Items from a dataset
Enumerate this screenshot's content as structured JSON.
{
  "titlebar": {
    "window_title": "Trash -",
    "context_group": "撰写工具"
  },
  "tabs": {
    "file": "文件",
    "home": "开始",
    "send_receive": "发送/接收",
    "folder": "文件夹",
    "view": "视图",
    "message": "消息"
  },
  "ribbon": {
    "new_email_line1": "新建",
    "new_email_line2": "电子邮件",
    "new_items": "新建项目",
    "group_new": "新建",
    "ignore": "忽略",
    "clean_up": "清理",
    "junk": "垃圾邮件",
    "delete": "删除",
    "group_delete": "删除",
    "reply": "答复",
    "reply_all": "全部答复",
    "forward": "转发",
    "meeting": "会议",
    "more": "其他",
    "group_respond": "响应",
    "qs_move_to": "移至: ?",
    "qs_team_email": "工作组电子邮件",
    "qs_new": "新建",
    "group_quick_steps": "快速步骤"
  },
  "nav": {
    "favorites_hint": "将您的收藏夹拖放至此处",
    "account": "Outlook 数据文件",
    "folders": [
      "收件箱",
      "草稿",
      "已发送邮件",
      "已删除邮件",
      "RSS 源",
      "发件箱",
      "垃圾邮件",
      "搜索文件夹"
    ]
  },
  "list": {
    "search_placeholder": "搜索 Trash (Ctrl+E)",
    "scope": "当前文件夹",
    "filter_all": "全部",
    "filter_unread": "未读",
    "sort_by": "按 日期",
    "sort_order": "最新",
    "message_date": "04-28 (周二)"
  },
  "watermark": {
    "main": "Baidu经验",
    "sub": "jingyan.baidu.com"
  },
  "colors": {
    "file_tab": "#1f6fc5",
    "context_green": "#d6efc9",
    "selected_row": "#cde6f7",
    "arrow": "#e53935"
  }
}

...

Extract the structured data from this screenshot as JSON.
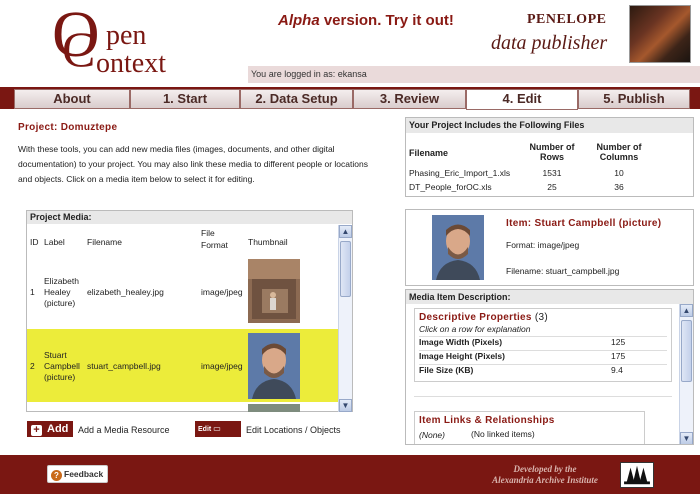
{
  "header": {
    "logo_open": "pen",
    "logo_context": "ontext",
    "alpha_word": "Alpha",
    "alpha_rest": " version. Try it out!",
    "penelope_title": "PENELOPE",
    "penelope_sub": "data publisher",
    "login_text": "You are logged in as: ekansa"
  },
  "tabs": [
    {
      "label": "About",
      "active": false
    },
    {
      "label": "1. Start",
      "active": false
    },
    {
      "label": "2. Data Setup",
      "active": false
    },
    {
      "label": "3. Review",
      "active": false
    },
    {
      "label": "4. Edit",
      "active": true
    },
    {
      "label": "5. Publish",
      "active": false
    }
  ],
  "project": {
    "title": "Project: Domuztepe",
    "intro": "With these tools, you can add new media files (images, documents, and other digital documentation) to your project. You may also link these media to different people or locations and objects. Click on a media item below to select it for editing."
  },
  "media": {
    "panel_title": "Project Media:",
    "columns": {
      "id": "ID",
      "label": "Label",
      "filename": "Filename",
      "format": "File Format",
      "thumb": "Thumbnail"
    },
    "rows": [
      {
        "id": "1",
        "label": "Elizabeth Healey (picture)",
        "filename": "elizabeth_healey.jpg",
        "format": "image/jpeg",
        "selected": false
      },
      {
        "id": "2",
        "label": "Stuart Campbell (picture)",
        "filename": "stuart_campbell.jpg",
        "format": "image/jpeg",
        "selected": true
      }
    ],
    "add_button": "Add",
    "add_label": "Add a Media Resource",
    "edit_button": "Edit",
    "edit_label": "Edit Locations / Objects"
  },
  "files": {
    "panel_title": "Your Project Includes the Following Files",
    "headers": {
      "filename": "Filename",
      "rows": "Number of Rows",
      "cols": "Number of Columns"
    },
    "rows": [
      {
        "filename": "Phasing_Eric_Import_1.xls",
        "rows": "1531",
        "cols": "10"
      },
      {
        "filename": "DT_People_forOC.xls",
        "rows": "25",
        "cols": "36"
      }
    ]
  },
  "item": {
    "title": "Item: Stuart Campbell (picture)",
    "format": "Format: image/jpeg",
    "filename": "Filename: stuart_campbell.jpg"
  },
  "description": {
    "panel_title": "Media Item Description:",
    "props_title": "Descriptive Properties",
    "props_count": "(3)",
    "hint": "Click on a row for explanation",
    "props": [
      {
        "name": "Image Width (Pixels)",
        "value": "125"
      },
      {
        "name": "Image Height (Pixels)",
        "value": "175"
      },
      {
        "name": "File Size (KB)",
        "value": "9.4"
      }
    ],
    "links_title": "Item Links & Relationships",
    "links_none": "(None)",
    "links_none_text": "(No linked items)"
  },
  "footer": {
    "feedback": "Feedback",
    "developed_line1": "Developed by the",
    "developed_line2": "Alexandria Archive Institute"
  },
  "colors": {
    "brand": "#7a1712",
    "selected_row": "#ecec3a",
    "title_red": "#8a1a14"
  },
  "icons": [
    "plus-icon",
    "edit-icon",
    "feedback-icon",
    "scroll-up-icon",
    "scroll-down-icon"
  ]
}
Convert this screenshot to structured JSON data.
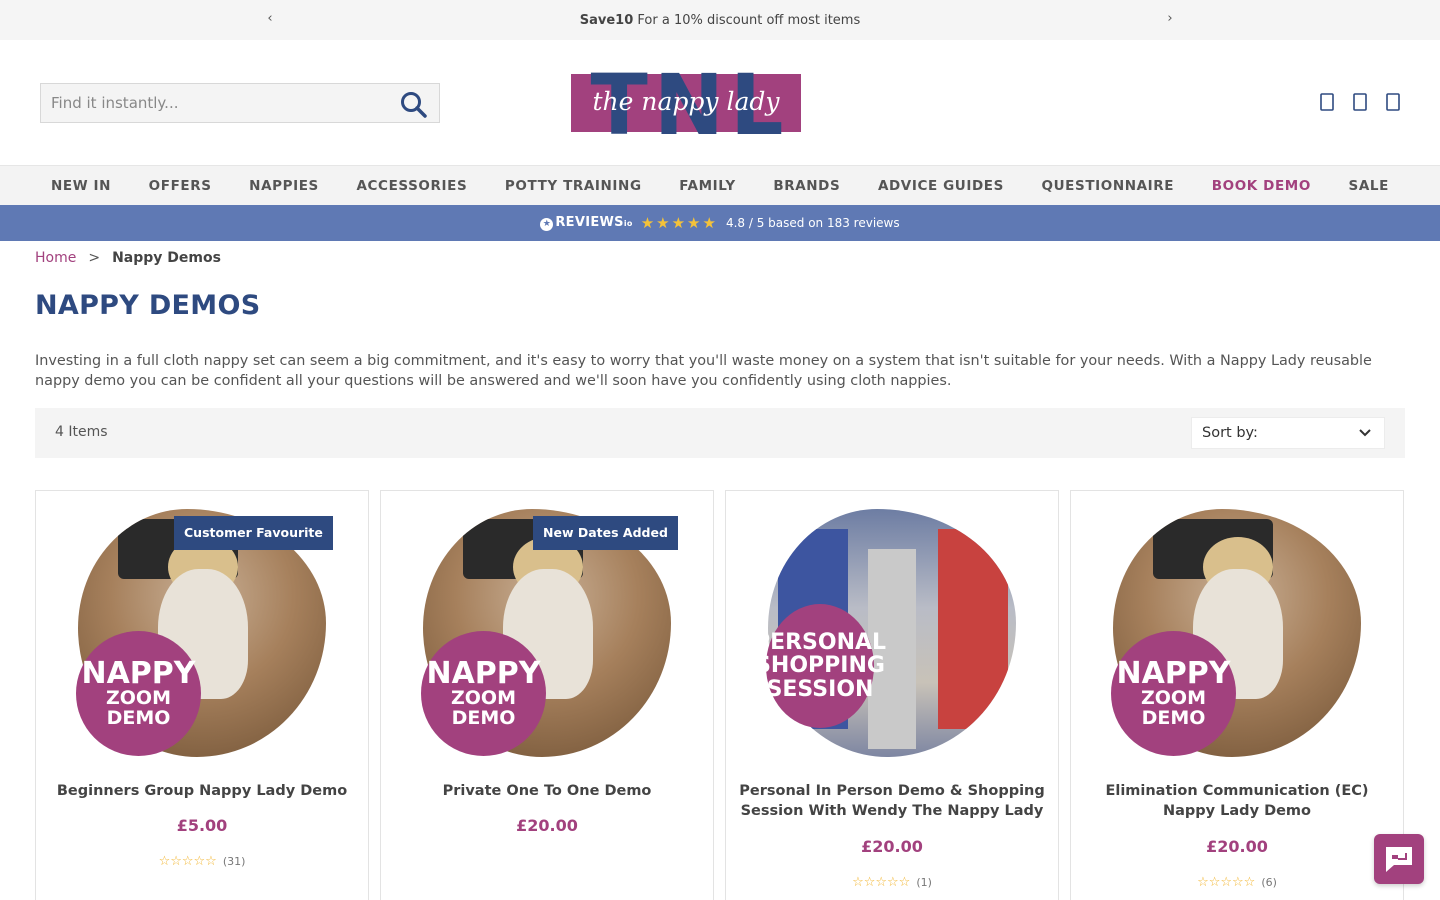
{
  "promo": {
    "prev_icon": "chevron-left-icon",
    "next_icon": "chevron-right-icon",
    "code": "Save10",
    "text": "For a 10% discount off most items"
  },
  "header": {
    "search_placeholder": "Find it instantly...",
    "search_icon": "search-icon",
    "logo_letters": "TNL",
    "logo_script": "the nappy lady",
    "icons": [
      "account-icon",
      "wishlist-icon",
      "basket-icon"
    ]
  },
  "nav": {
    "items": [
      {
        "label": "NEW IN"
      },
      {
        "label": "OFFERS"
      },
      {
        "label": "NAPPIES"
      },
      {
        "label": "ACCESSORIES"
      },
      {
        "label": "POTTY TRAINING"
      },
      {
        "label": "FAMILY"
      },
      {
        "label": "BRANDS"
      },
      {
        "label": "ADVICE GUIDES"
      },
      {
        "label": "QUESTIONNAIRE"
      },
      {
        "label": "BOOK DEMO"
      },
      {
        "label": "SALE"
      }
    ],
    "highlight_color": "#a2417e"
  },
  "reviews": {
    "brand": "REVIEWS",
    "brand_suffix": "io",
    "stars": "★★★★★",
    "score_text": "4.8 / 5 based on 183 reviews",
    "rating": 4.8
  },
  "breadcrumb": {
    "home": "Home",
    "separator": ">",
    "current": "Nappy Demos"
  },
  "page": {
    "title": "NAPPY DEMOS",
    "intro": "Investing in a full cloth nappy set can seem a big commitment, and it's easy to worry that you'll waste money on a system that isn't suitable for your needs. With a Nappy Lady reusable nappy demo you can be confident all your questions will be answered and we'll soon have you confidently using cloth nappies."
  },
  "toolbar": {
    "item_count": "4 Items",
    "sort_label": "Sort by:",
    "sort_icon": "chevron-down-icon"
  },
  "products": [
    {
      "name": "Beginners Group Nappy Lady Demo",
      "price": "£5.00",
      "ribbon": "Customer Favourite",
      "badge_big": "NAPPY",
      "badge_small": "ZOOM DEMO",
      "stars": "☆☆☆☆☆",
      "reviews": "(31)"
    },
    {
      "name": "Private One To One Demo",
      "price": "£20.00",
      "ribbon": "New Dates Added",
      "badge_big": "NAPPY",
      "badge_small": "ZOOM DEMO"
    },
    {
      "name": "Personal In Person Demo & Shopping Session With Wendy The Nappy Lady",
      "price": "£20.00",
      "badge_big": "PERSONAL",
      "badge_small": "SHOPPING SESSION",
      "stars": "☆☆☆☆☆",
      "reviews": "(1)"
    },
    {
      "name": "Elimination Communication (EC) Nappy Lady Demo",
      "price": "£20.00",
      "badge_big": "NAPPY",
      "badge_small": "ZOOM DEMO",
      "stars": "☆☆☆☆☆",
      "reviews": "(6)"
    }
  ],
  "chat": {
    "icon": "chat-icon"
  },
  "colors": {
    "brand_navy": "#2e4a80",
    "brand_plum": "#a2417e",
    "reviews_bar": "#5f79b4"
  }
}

DIRECTION:
Wherever "Trash" shows up in a line, copy that line.

TASK SOLUTION:
    "window_title": "Trash -",
    "search_placeholder": "搜索 Trash (Ctrl+E)",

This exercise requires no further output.